(EXERCISE BRIEF)
Check each line of the records below and collect those holding "looking".
## Start
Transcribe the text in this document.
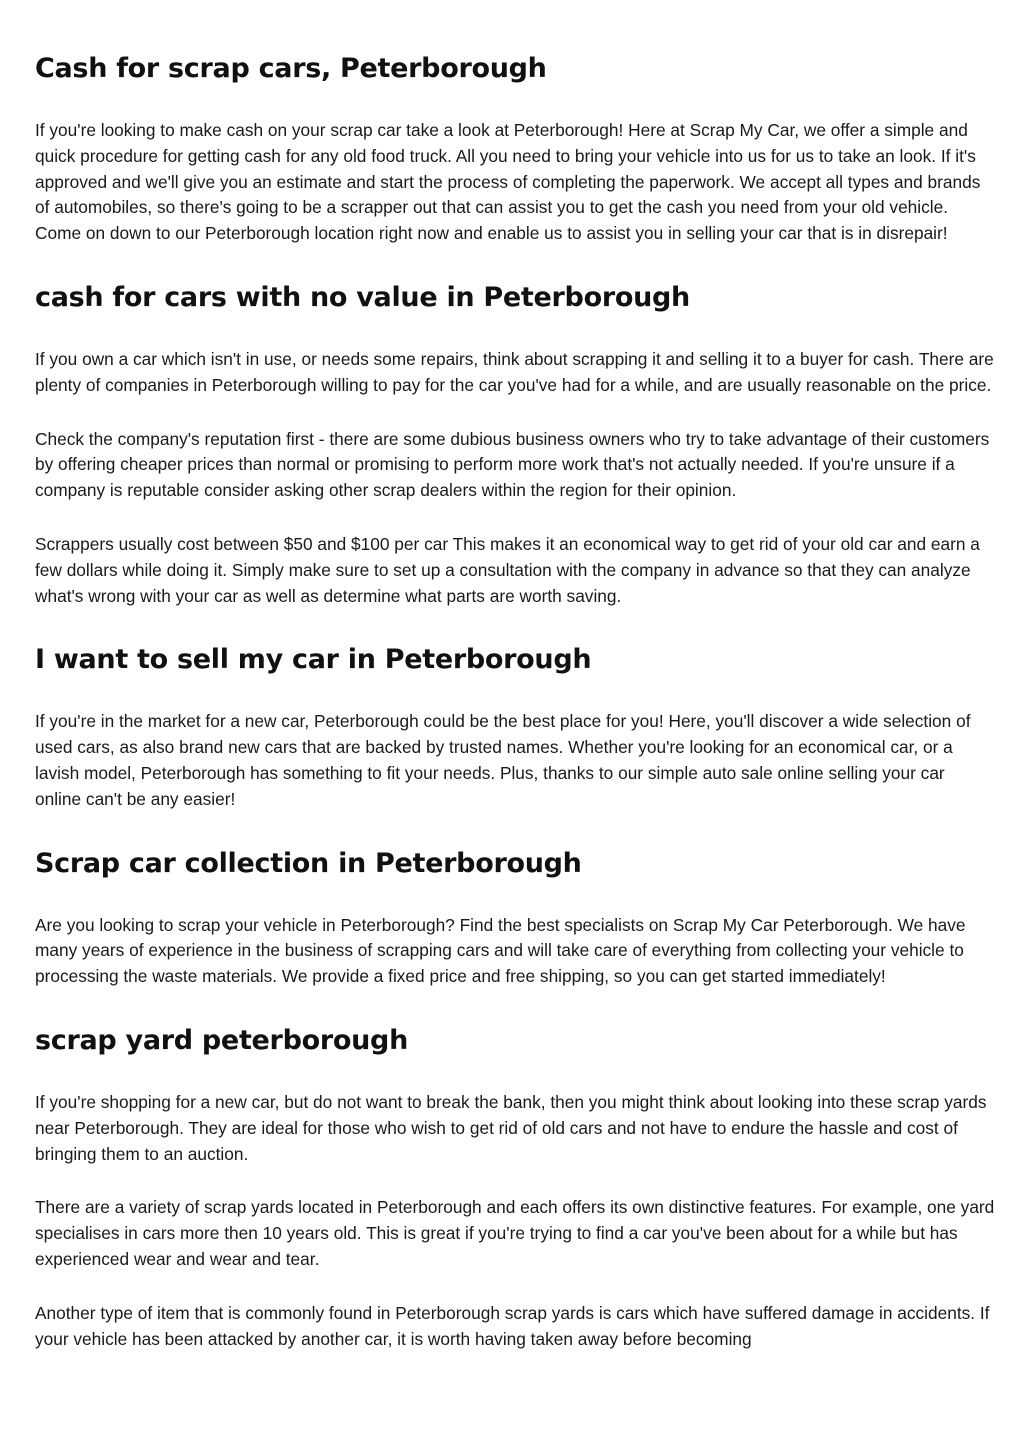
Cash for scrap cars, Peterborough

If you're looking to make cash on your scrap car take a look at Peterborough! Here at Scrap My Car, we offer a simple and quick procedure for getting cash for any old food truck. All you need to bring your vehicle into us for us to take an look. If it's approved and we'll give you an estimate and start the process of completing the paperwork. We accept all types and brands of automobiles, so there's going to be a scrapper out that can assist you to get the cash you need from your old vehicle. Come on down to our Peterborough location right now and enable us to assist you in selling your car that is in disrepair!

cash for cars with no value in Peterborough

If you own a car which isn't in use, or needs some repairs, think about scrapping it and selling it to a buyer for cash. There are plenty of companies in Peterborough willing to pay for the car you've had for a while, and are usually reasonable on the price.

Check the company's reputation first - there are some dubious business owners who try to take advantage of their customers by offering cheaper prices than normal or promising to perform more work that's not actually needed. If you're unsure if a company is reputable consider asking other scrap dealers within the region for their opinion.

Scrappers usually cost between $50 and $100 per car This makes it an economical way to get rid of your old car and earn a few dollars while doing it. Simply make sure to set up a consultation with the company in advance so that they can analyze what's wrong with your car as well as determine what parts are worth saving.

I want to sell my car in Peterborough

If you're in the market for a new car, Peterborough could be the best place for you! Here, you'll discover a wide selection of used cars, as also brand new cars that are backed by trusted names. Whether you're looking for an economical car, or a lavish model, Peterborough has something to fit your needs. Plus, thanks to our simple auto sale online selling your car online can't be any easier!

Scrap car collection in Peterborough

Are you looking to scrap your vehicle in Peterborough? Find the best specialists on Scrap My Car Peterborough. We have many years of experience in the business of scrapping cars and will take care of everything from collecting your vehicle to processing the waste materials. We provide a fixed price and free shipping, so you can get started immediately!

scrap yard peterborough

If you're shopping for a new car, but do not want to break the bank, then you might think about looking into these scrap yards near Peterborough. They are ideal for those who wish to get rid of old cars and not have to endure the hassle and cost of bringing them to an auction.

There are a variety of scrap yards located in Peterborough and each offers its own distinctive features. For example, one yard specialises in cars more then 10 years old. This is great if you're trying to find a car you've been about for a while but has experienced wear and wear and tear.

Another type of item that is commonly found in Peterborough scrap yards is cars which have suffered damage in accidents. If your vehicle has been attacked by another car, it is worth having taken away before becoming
## End
(RESULT)
If you're looking to make cash on your scrap car take a look at Peterborough! Here at Scrap My Car, we offer a simple and quick procedure for getting cash for any old food truck. All you need to bring your vehicle into us for us to take an look. If it's approved and we'll give you an estimate and start the process of completing the paperwork. We accept all types and brands of automobiles, so there's going to be a scrapper out that can assist you to get the cash you need from your old vehicle. Come on down to our Peterborough location right now and enable us to assist you in selling your car that is in disrepair!
If you're in the market for a new car, Peterborough could be the best place for you! Here, you'll discover a wide selection of used cars, as also brand new cars that are backed by trusted names. Whether you're looking for an economical car, or a lavish model, Peterborough has something to fit your needs. Plus, thanks to our simple auto sale online selling your car online can't be any easier!
Are you looking to scrap your vehicle in Peterborough? Find the best specialists on Scrap My Car Peterborough. We have many years of experience in the business of scrapping cars and will take care of everything from collecting your vehicle to processing the waste materials. We provide a fixed price and free shipping, so you can get started immediately!
If you're shopping for a new car, but do not want to break the bank, then you might think about looking into these scrap yards near Peterborough. They are ideal for those who wish to get rid of old cars and not have to endure the hassle and cost of bringing them to an auction.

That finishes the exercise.